• Problem: Omit the pictures, then reproduce every remaining record exactly.
--- begin ---
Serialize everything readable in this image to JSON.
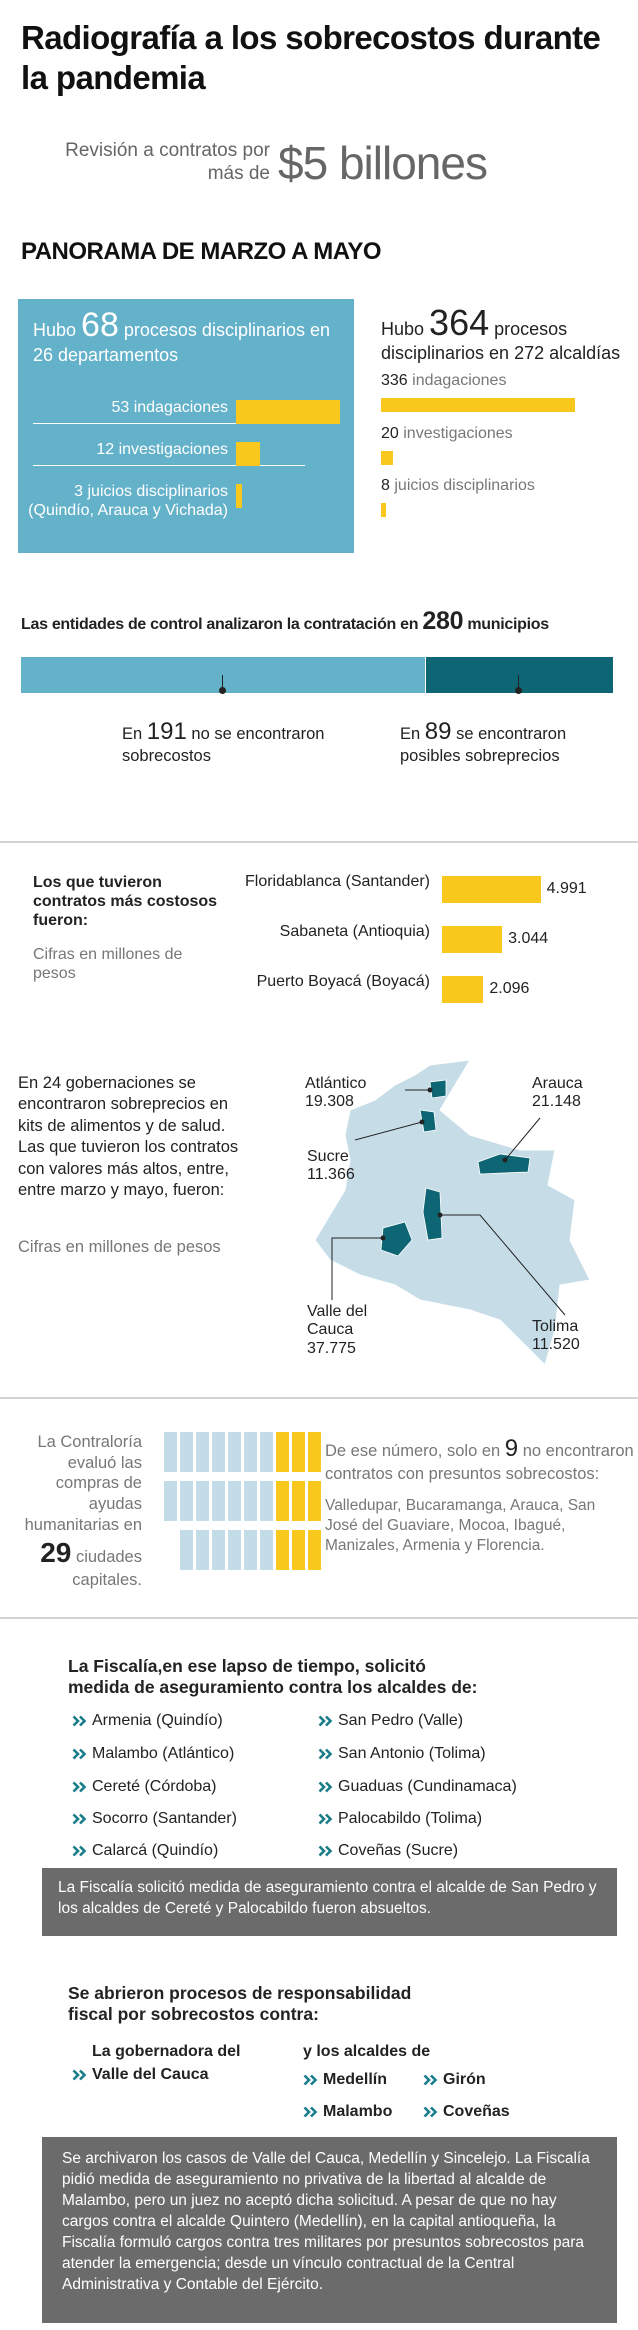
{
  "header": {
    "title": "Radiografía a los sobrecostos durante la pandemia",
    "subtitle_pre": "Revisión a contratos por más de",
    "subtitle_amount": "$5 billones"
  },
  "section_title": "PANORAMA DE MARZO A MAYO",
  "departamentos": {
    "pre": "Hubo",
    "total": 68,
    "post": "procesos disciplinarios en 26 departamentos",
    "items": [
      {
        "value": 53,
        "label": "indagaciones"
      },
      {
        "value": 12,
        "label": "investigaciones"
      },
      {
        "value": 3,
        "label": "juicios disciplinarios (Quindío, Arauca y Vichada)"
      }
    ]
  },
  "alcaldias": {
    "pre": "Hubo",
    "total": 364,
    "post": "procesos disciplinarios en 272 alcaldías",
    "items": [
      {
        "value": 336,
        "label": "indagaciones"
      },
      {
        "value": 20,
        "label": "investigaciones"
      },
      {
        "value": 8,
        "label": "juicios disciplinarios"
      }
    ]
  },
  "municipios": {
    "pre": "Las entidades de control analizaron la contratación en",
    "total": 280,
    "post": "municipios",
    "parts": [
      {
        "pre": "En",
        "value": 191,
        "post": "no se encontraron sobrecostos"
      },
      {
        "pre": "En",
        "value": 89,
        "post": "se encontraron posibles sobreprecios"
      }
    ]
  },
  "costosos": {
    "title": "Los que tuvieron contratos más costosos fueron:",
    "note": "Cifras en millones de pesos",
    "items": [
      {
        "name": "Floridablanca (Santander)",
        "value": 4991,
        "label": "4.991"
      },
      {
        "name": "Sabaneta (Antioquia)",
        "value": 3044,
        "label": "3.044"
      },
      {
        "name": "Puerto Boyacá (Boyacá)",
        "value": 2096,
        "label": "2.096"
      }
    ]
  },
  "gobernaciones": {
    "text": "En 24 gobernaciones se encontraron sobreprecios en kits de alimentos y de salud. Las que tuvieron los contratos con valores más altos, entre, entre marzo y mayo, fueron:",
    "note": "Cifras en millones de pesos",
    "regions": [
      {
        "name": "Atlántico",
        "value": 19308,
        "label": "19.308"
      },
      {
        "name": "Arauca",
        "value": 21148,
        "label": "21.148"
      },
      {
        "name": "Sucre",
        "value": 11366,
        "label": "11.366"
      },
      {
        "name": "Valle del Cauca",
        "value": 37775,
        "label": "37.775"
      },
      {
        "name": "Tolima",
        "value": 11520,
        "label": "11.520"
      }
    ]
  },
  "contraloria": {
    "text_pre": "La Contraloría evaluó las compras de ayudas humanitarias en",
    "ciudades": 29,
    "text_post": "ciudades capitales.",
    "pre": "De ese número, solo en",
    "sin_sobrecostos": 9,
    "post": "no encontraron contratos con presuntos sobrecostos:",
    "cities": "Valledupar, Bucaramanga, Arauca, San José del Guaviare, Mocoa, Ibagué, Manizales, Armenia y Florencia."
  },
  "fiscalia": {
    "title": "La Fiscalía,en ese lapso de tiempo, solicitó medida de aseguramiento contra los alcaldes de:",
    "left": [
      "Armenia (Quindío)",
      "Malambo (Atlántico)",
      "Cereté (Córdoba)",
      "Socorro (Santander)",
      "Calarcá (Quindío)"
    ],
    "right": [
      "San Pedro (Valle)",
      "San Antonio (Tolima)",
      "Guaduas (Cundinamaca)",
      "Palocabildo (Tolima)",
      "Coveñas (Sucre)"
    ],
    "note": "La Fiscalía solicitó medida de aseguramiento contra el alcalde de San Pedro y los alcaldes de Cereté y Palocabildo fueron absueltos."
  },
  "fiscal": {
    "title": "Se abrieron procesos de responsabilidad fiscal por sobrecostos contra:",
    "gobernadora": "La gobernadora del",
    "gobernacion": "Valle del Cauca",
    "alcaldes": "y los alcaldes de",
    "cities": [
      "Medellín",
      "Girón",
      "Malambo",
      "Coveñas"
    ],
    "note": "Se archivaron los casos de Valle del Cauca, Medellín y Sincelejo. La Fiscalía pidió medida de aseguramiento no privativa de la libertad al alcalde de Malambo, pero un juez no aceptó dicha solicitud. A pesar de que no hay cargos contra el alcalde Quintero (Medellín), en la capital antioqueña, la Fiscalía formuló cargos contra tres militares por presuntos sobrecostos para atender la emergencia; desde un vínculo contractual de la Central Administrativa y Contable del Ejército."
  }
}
--- end ---
• Answer below:
Serialize everything readable in this image to JSON.
{
  "header": {
    "title": "Radiografía a los sobrecostos durante la pandemia",
    "subtitle_pre": "Revisión a contratos por más de",
    "subtitle_amount": "$5 billones"
  },
  "section_title": "PANORAMA DE MARZO A MAYO",
  "departamentos": {
    "pre": "Hubo",
    "total": 68,
    "post": "procesos disciplinarios en 26 departamentos",
    "items": [
      {
        "value": 53,
        "label": "indagaciones"
      },
      {
        "value": 12,
        "label": "investigaciones"
      },
      {
        "value": 3,
        "label": "juicios disciplinarios (Quindío, Arauca y Vichada)"
      }
    ]
  },
  "alcaldias": {
    "pre": "Hubo",
    "total": 364,
    "post": "procesos disciplinarios en 272 alcaldías",
    "items": [
      {
        "value": 336,
        "label": "indagaciones"
      },
      {
        "value": 20,
        "label": "investigaciones"
      },
      {
        "value": 8,
        "label": "juicios disciplinarios"
      }
    ]
  },
  "municipios": {
    "pre": "Las entidades de control analizaron la contratación en",
    "total": 280,
    "post": "municipios",
    "parts": [
      {
        "pre": "En",
        "value": 191,
        "post": "no se encontraron sobrecostos"
      },
      {
        "pre": "En",
        "value": 89,
        "post": "se encontraron posibles sobreprecios"
      }
    ]
  },
  "costosos": {
    "title": "Los que tuvieron contratos más costosos fueron:",
    "note": "Cifras en millones de pesos",
    "items": [
      {
        "name": "Floridablanca (Santander)",
        "value": 4991,
        "label": "4.991"
      },
      {
        "name": "Sabaneta (Antioquia)",
        "value": 3044,
        "label": "3.044"
      },
      {
        "name": "Puerto Boyacá (Boyacá)",
        "value": 2096,
        "label": "2.096"
      }
    ]
  },
  "gobernaciones": {
    "text": "En 24 gobernaciones se encontraron sobreprecios en kits de alimentos y de salud. Las que tuvieron los contratos con valores más altos, entre, entre marzo y mayo, fueron:",
    "note": "Cifras en millones de pesos",
    "regions": [
      {
        "name": "Atlántico",
        "value": 19308,
        "label": "19.308"
      },
      {
        "name": "Arauca",
        "value": 21148,
        "label": "21.148"
      },
      {
        "name": "Sucre",
        "value": 11366,
        "label": "11.366"
      },
      {
        "name": "Valle del Cauca",
        "value": 37775,
        "label": "37.775"
      },
      {
        "name": "Tolima",
        "value": 11520,
        "label": "11.520"
      }
    ]
  },
  "contraloria": {
    "text_pre": "La Contraloría evaluó las compras de ayudas humanitarias en",
    "ciudades": 29,
    "text_post": "ciudades capitales.",
    "pre": "De ese número, solo en",
    "sin_sobrecostos": 9,
    "post": "no encontraron contratos con presuntos sobrecostos:",
    "cities": "Valledupar, Bucaramanga, Arauca, San José del Guaviare, Mocoa, Ibagué, Manizales, Armenia y Florencia."
  },
  "fiscalia": {
    "title": "La Fiscalía,en ese lapso de tiempo, solicitó medida de aseguramiento contra los alcaldes de:",
    "left": [
      "Armenia (Quindío)",
      "Malambo (Atlántico)",
      "Cereté (Córdoba)",
      "Socorro (Santander)",
      "Calarcá (Quindío)"
    ],
    "right": [
      "San Pedro (Valle)",
      "San Antonio (Tolima)",
      "Guaduas (Cundinamaca)",
      "Palocabildo (Tolima)",
      "Coveñas (Sucre)"
    ],
    "note": "La Fiscalía solicitó medida de aseguramiento contra el alcalde de San Pedro y los alcaldes de Cereté y Palocabildo fueron absueltos."
  },
  "fiscal": {
    "title": "Se abrieron procesos de responsabilidad fiscal por sobrecostos contra:",
    "gobernadora": "La gobernadora del",
    "gobernacion": "Valle del Cauca",
    "alcaldes": "y los alcaldes de",
    "cities": [
      "Medellín",
      "Girón",
      "Malambo",
      "Coveñas"
    ],
    "note": "Se archivaron los casos de Valle del Cauca, Medellín y Sincelejo. La Fiscalía pidió medida de aseguramiento no privativa de la libertad al alcalde de Malambo, pero un juez no aceptó dicha solicitud. A pesar de que no hay cargos contra el alcalde Quintero (Medellín), en la capital antioqueña, la Fiscalía formuló cargos contra tres militares por presuntos sobrecostos para atender la emergencia; desde un vínculo contractual de la Central Administrativa y Contable del Ejército."
  }
}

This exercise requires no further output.